▶ [What you are asked to do]:
Resume the Grider v. Payne court opinion below, starting right after its last sentence.
*** Text excerpt ***
Grider v. Payne

39 Ky. 188 | Ky. Ct. App. | 1839

Judge Ewing

delivered the Opinion of the Court.

On the 26th of March, 1830, William R. Payne, as the surety of Martin Grider and Samuel Campbell, in a replevin bond, paid to the Bank of the Commonwealth two hundred and fifty five dollars and fifteen cents—the balance due on an execution which issued thereon.—Grider and Campbell died—the latter having made his will, which he commences in the following language: “As the law subjects my estate to the payment of my debts, which I conceive to be just, I request my executor hereafter named, will dispose of so much of it as will pay them.” And—being an old bachelor—he then proceeds to devise his estate to his neices and nephews—giving lot No. 45, in Bowlinggreen, to Sarah and David Campbell; and the residue of his estate to Mary Jane and Margaret Campbell. But willed that his sister Sarah Campbell, widow of his deceased brother, David, should have undisturbed possession of the houses and lots where she then lived, until Mary Jane and Margaret, or one of them, should arrive to the age of twenty one or marry.” And appointed Eli Barkley his executor; who took upon himself the execution of the will.

Payne filed his bill against the representatives of Grider and Campbell, alleging insolvency as to the personal estate, but praying a discovery, and asking that the lot, No. 45, devised to Sarah and David Campbell, and the house and lot, No. 132, which fell, in the devise of the residue, to Mary Jane and Margaret, to be occupied by the widow, might be subjected to sale for the payment of his demand.
*** Data listing ***
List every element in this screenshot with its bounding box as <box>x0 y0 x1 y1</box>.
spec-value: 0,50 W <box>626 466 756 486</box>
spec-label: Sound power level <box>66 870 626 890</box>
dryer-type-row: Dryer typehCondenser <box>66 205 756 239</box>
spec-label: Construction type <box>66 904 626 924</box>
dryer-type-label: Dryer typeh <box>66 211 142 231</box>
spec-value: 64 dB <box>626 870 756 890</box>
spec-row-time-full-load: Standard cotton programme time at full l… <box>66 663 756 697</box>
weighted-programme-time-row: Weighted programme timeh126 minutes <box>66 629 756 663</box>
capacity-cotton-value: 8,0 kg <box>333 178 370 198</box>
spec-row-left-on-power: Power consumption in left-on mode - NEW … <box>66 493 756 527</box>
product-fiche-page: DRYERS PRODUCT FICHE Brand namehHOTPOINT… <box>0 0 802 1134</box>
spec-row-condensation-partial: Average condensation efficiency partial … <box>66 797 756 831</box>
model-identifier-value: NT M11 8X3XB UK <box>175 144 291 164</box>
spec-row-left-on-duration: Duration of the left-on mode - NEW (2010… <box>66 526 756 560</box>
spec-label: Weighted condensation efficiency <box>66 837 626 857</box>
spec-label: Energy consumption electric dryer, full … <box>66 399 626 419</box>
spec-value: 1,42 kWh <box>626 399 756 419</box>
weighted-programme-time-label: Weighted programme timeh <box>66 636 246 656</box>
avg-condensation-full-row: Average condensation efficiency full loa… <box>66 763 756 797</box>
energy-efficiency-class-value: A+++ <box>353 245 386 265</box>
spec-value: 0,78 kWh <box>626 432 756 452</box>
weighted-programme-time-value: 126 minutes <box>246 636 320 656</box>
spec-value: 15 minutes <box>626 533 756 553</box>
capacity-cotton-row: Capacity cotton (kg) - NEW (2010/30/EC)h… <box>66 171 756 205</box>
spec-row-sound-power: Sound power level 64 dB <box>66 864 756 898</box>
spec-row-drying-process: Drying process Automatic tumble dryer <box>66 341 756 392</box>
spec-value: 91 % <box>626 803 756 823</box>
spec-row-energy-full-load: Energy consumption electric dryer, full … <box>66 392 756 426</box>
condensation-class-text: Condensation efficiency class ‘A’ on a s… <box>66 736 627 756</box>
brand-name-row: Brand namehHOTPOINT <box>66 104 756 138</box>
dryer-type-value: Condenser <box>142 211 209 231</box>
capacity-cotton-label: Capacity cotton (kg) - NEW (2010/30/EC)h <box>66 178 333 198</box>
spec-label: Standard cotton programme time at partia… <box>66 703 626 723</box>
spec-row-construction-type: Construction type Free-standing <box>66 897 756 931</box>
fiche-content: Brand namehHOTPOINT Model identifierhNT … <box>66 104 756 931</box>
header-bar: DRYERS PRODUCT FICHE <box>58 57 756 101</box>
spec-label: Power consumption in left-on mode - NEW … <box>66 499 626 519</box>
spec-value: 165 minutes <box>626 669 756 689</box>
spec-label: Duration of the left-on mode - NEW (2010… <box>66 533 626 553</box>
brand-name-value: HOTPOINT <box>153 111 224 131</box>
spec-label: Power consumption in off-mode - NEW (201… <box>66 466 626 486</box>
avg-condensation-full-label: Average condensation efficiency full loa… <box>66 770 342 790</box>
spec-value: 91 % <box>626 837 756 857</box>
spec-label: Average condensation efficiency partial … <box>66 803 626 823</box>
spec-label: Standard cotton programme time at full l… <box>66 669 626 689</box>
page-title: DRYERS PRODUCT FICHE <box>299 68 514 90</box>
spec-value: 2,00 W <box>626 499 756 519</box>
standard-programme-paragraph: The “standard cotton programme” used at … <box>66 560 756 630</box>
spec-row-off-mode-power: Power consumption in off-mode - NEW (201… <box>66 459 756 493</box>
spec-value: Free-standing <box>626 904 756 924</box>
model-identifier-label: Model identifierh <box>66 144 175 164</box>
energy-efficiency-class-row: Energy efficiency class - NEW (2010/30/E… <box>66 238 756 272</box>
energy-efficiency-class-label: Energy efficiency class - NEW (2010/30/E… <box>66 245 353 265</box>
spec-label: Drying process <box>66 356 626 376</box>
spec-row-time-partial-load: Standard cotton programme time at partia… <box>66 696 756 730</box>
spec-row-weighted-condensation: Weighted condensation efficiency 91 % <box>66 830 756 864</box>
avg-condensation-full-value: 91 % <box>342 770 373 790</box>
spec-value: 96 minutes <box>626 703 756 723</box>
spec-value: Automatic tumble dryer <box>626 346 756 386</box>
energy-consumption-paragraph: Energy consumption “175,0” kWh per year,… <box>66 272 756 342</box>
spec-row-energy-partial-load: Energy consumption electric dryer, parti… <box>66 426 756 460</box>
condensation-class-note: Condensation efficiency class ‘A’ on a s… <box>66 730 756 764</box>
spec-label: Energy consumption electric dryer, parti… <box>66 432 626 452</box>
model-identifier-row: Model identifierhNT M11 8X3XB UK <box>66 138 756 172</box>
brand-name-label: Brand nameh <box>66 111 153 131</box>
***
▶ [Exercise answer]:
Process was sued out on the 10th day of March, 1832, and executed on Eli Barkley, on the 20th of November, 1832, and on Sarah, Mary Jane, Margaret, Jane and David Campbell, on the 13th of November, 1832. But though *189issued against Sarah Campbell, widow of David Campbell, deceased, the return does not show that it was executed on her.

When a party dies pending a suit, the death should be suggested on the record, and the suit should be abated as to that party, & revived against the proper representatives, unless the interest of the deceased parties entirely to other def'ts; and in that case, the facts should appear on the record.

At the March term, 1833, Samuel Campbell was appointed guardian ad litem, to defend for Mary Jane, Margaret and David Campbell; but no guardian seems to have been appointed for Sarah, who was also alleged to be an infant.

At the June term, 1833, Samuel Campbell, the guardian of three of the infants, answered for two of them only, to wit. David and Margaret.

It is stated in the amended answer of Eli Barkley, filed at the June term aforesaid, that Mary Jane and Sarah Campbell, two of the infant devisees had died ; but when they died does not appear ; nor is there any abatement entered, or other order made, indicating the action of the Court on the subject.

The court upon this state of preparation, among other things, decreed that the lots be sold to satisfy Payne’s demand; and the defendants have brought the case to this Court for revision.

There is an irregularity in the steps taken, that cannot be sanctioned. It may be that Sarah, the infant, was dead before the process was executed, and that Sarah, upon whom it was executed, is Sarah the widow. But this does not appear by the return; nor can it be presumed from the language of the return, or any reasonable construction of it. She is a necessary party, being interested in one of the lots, and should have been brought before the Court, by a return indicating in unequivocal terms, that process was served on her.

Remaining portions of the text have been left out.